> [TASK LIST]:
(A) Decide whether each statement agrees with the recommendations text, answering yes or no and quoting the deciding words: (i) Clear property rights over farmland are the premise for land entering the circulation market. (ii) Every village now has mainstay industries under the rural revitalization strategy. (iii) City educational resources should be used to raise the technical competence of rural migrant workers.
(B) Summarize the recommendations text in two sentences.

> [DOCUMENT EXCERPT]:
● ● ● ●

This study put forward the following recommendations to facilitate the farmer households to take good command of their direction and adjust their thoughts in future rural construction:

(1)

Participating in land transfer could obviously improve the total productivity of farmer households. It is suggested to ameliorate the conditions for farmer households to participate in land transfer to promote more potential households participate. Firstly, the clear property right of farmland is the premise that land enters the circulation market. Therefore, rural land rights confirmation and warrant registration should be carried out continuously. Secondly, the government should bring up and improve land transfer markets at various levels and establish an orderly, fair and transparent transfer system. It is necessary to take full advantage of the information generation and transmission function of the transfer market for rural land to reduce the uncertainty in transactions and incompleteness in information. Then, it is necessary to accelerate the reform of the household register, eliminate the regional protectionism under the household register system and attach high importance to the rural migrant labor force to promote rural–urban integration. Finally, it is critical to reduce the worries and concerns in the transfer of rural lands by creating a stable social security mechanism.

(2)

The rural revitalization strategy has promoted the development of some villages, accelerated the upgrading of industry or tourism in rural areas and improved the non-agricultural productivity, as well as the aggregate labor productivity, of farmer households. However, some villages still have problems, such as backward development, the absence of mainstay industries, etc. Therefore, it is required to continue boosting the urban–rural integration and development and attach higher importance on the connected effect in the urban–rural development to create more employment opportunities for farmer households. Meanwhile, it is recommended to establish and improve the employment mechanism for farmers to work in cities. Consequently, it is compulsory to take measures to promote the effective transfer of the residual labor force in villages to improve the aggregate labor productivity of farmer households transferring out land. In addition, it is necessary to take advantage of the educational resources in cities to improve the technical competence of rural migrant workers, which will effectively increase the non-agricultural productivity of the labor force of farmer households.

● ● ● ●

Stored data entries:
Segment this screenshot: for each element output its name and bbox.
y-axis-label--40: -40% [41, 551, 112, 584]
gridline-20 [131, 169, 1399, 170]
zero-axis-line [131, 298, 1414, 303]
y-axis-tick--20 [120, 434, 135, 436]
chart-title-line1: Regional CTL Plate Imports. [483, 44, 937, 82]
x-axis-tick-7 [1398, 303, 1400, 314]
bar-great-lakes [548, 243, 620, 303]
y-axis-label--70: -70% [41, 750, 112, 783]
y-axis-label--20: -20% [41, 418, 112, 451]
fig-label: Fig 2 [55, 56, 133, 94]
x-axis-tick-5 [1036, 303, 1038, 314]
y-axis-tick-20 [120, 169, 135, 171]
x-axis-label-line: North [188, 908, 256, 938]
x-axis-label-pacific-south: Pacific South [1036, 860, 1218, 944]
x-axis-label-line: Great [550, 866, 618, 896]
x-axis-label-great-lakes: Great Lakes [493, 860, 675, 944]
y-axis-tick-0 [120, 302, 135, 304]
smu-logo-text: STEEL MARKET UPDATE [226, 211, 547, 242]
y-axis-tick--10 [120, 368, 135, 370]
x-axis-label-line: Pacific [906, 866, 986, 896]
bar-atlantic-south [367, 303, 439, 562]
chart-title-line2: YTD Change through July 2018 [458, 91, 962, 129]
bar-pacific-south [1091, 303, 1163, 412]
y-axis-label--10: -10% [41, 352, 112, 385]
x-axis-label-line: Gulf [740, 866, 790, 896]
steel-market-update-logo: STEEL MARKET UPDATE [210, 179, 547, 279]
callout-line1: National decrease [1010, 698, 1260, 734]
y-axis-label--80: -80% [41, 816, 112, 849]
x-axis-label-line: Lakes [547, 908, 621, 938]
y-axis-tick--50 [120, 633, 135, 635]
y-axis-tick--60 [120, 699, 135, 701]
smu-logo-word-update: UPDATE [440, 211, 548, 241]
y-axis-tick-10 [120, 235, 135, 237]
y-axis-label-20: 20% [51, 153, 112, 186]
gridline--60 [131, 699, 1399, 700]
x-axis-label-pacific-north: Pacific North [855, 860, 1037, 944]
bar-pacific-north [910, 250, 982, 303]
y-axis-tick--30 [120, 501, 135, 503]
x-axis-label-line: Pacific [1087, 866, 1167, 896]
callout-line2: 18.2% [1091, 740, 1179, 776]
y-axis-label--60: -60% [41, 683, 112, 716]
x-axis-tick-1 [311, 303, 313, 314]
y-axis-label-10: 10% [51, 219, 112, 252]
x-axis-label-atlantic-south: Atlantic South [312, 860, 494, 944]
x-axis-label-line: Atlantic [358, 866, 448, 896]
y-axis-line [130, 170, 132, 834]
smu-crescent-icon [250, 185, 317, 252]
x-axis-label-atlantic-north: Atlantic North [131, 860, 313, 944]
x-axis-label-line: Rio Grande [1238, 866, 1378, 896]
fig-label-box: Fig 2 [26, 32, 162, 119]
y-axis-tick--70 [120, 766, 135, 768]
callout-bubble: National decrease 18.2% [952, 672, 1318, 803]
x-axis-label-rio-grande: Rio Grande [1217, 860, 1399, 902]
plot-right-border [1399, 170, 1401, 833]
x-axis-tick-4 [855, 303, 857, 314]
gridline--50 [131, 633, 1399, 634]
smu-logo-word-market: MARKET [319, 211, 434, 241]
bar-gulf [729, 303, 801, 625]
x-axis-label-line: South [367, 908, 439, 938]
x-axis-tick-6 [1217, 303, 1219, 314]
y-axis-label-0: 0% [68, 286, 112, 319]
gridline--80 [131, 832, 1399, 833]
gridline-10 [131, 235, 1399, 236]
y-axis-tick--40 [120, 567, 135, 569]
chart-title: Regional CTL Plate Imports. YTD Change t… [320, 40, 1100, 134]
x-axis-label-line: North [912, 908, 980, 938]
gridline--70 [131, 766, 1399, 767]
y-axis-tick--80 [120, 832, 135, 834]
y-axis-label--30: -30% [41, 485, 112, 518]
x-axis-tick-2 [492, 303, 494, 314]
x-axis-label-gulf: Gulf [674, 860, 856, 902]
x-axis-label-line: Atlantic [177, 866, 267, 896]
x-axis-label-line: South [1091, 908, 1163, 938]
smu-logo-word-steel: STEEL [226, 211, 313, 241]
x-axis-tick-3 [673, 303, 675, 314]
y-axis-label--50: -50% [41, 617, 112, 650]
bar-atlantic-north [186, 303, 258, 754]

● ● ● ●

> [ANSWERS TO THE PROBLEMS]:
(A)
(i) Yes: "the clear property right of farmland is the premise that land enters the circulation market"
(ii) No: "some villages still have problems, such as backward development, the absence of mainstay industries"
(iii) Yes: "take advantage of the educational resources in cities to improve the technical competence of rural migrant workers"

(B) To improve farmer households' productivity through land transfer, the text recommends continued land rights confirmation and registration, orderly and transparent transfer markets, household register reform, and a stable social security mechanism. It also calls for stronger urban–rural integration, an employment mechanism for farmers working in cities, transfer of residual village labor, and the use of urban educational resources to raise migrant workers' technical competence.